▶ [Set problem]:
Reproduce each of the lines word for word.

#####

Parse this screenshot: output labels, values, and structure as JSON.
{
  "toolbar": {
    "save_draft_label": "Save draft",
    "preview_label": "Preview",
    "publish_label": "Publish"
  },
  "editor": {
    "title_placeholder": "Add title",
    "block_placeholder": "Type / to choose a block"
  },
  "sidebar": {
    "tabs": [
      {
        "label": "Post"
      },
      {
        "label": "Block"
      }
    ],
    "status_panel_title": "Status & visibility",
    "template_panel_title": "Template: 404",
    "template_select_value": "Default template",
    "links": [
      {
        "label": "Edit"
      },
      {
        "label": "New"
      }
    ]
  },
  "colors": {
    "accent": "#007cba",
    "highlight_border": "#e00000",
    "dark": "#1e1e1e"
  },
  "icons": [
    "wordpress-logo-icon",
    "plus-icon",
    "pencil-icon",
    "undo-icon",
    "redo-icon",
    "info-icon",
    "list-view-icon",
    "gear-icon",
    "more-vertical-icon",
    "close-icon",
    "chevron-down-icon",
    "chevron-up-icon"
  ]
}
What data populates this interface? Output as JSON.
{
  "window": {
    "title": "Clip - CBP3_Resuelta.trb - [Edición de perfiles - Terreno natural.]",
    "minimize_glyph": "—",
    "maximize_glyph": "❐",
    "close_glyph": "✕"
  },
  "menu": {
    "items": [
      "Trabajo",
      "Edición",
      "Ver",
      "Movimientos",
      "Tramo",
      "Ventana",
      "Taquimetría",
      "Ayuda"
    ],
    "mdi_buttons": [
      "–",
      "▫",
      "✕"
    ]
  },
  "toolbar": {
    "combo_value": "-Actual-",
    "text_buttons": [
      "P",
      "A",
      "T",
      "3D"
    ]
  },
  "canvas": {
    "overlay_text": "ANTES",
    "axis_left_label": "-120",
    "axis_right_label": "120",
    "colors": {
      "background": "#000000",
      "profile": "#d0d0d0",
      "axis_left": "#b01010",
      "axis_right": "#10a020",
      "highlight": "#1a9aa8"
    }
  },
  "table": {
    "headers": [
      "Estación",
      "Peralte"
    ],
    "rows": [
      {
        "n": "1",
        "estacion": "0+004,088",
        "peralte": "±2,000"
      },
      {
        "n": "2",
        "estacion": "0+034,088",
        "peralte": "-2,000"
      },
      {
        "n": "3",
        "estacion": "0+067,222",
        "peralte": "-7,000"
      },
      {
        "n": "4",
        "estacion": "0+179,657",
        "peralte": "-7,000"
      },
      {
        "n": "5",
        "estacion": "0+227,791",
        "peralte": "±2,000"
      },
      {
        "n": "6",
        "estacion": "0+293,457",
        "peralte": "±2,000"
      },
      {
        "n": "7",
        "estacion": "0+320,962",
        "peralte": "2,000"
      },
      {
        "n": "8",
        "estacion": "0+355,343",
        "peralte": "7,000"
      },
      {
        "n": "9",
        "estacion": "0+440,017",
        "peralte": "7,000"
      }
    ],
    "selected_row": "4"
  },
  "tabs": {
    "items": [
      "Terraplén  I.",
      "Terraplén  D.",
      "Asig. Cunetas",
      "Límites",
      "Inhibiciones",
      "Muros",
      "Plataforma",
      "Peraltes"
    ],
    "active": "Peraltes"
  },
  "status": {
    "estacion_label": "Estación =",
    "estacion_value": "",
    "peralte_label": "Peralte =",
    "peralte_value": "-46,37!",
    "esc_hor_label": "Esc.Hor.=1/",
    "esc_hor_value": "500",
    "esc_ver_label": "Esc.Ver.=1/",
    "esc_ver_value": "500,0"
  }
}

#####

▶ [Result for this exercise]:
Parse this screenshot: output labels, values, and structure as JSON.
{
  "toolbar": {
    "save_draft_label": "Save draft",
    "preview_label": "Preview",
    "publish_label": "Publish"
  },
  "editor": {
    "title_placeholder": "Add title",
    "block_placeholder": "Type / to choose a block"
  },
  "sidebar": {
    "tabs": [
      {
        "label": "Post"
      },
      {
        "label": "Block"
      }
    ],
    "status_panel_title": "Status & visibility",
    "template_panel_title": "Template: 404",
    "template_select_value": "Default template",
    "links": [
      {
        "label": "Edit"
      },
      {
        "label": "New"
      }
    ]
  },
  "colors": {
    "accent": "#007cba",
    "highlight_border": "#e00000",
    "dark": "#1e1e1e"
  },
  "icons": [
    "wordpress-logo-icon",
    "plus-icon",
    "pencil-icon",
    "undo-icon",
    "redo-icon",
    "info-icon",
    "list-view-icon",
    "gear-icon",
    "more-vertical-icon",
    "close-icon",
    "chevron-down-icon",
    "chevron-up-icon"
  ]
}
What data populates this interface? Output as JSON.
{
  "window": {
    "title": "Clip - CBP3_Resuelta.trb - [Edición de perfiles - Terreno natural.]",
    "minimize_glyph": "—",
    "maximize_glyph": "❐",
    "close_glyph": "✕"
  },
  "menu": {
    "items": [
      "Trabajo",
      "Edición",
      "Ver",
      "Movimientos",
      "Tramo",
      "Ventana",
      "Taquimetría",
      "Ayuda"
    ],
    "mdi_buttons": [
      "–",
      "▫",
      "✕"
    ]
  },
  "toolbar": {
    "combo_value": "-Actual-",
    "text_buttons": [
      "P",
      "A",
      "T",
      "3D"
    ]
  },
  "canvas": {
    "overlay_text": "ANTES",
    "axis_left_label": "-120",
    "axis_right_label": "120",
    "colors": {
      "background": "#000000",
      "profile": "#d0d0d0",
      "axis_left": "#b01010",
      "axis_right": "#10a020",
      "highlight": "#1a9aa8"
    }
  },
  "table": {
    "headers": [
      "Estación",
      "Peralte"
    ],
    "rows": [
      {
        "n": "1",
        "estacion": "0+004,088",
        "peralte": "±2,000"
      },
      {
        "n": "2",
        "estacion": "0+034,088",
        "peralte": "-2,000"
      },
      {
        "n": "3",
        "estacion": "0+067,222",
        "peralte": "-7,000"
      },
      {
        "n": "4",
        "estacion": "0+179,657",
        "peralte": "-7,000"
      },
      {
        "n": "5",
        "estacion": "0+227,791",
        "peralte": "±2,000"
      },
      {
        "n": "6",
        "estacion": "0+293,457",
        "peralte": "±2,000"
      },
      {
        "n": "7",
        "estacion": "0+320,962",
        "peralte": "2,000"
      },
      {
        "n": "8",
        "estacion": "0+355,343",
        "peralte": "7,000"
      },
      {
        "n": "9",
        "estacion": "0+440,017",
        "peralte": "7,000"
      }
    ],
    "selected_row": "4"
  },
  "tabs": {
    "items": [
      "Terraplén  I.",
      "Terraplén  D.",
      "Asig. Cunetas",
      "Límites",
      "Inhibiciones",
      "Muros",
      "Plataforma",
      "Peraltes"
    ],
    "active": "Peraltes"
  },
  "status": {
    "estacion_label": "Estación =",
    "estacion_value": "",
    "peralte_label": "Peralte =",
    "peralte_value": "-46,37!",
    "esc_hor_label": "Esc.Hor.=1/",
    "esc_hor_value": "500",
    "esc_ver_label": "Esc.Ver.=1/",
    "esc_ver_value": "500,0"
  }
}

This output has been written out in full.